What the task asks. Write out the full set of records exactly. Any pictures in them do not belong in the copy.

Data records
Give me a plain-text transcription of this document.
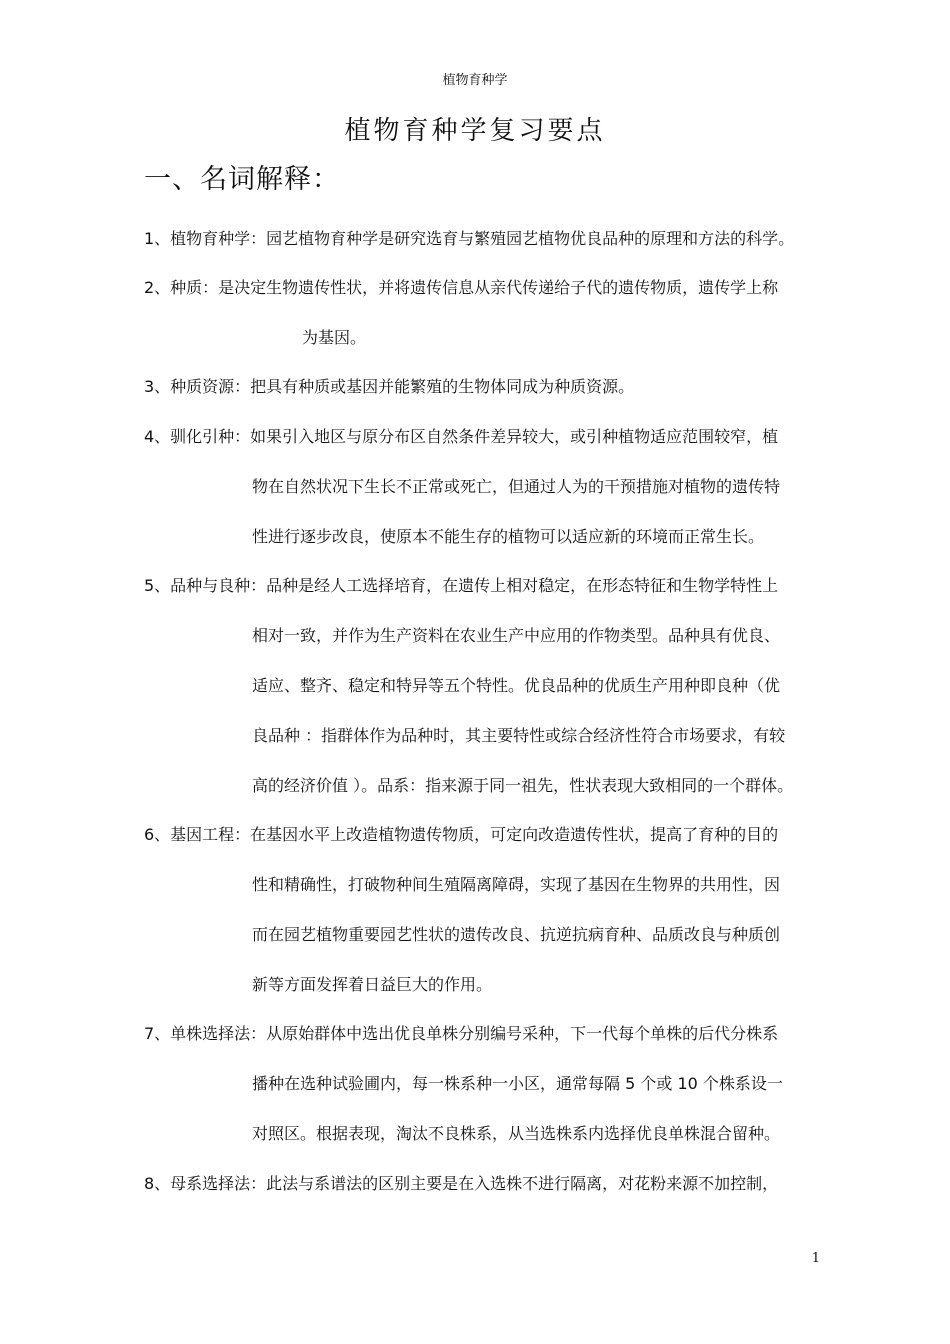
植物育种学
植物育种学复习要点
一、名词解释：
1、植物育种学：园艺植物育种学是研究选育与繁殖园艺植物优良品种的原理和方法的科学。
2、种质：是决定生物遗传性状，并将遗传信息从亲代传递给子代的遗传物质，遗传学上称
为基因。
3、种质资源：把具有种质或基因并能繁殖的生物体同成为种质资源。
4、驯化引种：如果引入地区与原分布区自然条件差异较大，或引种植物适应范围较窄，植
物在自然状况下生长不正常或死亡，但通过人为的干预措施对植物的遗传特
性进行逐步改良，使原本不能生存的植物可以适应新的环境而正常生长。
5、品种与良种：品种是经人工选择培育，在遗传上相对稳定，在形态特征和生物学特性上
相对一致，并作为生产资料在农业生产中应用的作物类型。品种具有优良、
适应、整齐、稳定和特异等五个特性。优良品种的优质生产用种即良种（优
良品种 ：指群体作为品种时，其主要特性或综合经济性符合市场要求，有较
高的经济价值 ）。品系：指来源于同一祖先，性状表现大致相同的一个群体。
6、基因工程：在基因水平上改造植物遗传物质，可定向改造遗传性状，提高了育种的目的
性和精确性，打破物种间生殖隔离障碍，实现了基因在生物界的共用性，因
而在园艺植物重要园艺性状的遗传改良、抗逆抗病育种、品质改良与种质创
新等方面发挥着日益巨大的作用。
7、单株选择法：从原始群体中选出优良单株分别编号采种，下一代每个单株的后代分株系
播种在选种试验圃内，每一株系种一小区，通常每隔 5 个或 10 个株系设一
对照区。根据表现，淘汰不良株系，从当选株系内选择优良单株混合留种。
8、母系选择法：此法与系谱法的区别主要是在入选株不进行隔离，对花粉来源不加控制，
1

Result for this exercise.
Give me a plain-text transcription of this document.
植物育种学
植物育种学复习要点
一、名词解释：
1、植物育种学：园艺植物育种学是研究选育与繁殖园艺植物优良品种的原理和方法的科学。
2、种质：是决定生物遗传性状，并将遗传信息从亲代传递给子代的遗传物质，遗传学上称
为基因。
3、种质资源：把具有种质或基因并能繁殖的生物体同成为种质资源。
4、驯化引种：如果引入地区与原分布区自然条件差异较大，或引种植物适应范围较窄，植
物在自然状况下生长不正常或死亡，但通过人为的干预措施对植物的遗传特
性进行逐步改良，使原本不能生存的植物可以适应新的环境而正常生长。
5、品种与良种：品种是经人工选择培育，在遗传上相对稳定，在形态特征和生物学特性上
相对一致，并作为生产资料在农业生产中应用的作物类型。品种具有优良、
适应、整齐、稳定和特异等五个特性。优良品种的优质生产用种即良种（优
良品种 ：指群体作为品种时，其主要特性或综合经济性符合市场要求，有较
高的经济价值 ）。品系：指来源于同一祖先，性状表现大致相同的一个群体。
6、基因工程：在基因水平上改造植物遗传物质，可定向改造遗传性状，提高了育种的目的
性和精确性，打破物种间生殖隔离障碍，实现了基因在生物界的共用性，因
而在园艺植物重要园艺性状的遗传改良、抗逆抗病育种、品质改良与种质创
新等方面发挥着日益巨大的作用。
7、单株选择法：从原始群体中选出优良单株分别编号采种，下一代每个单株的后代分株系
播种在选种试验圃内，每一株系种一小区，通常每隔 5 个或 10 个株系设一
对照区。根据表现，淘汰不良株系，从当选株系内选择优良单株混合留种。
8、母系选择法：此法与系谱法的区别主要是在入选株不进行隔离，对花粉来源不加控制，
1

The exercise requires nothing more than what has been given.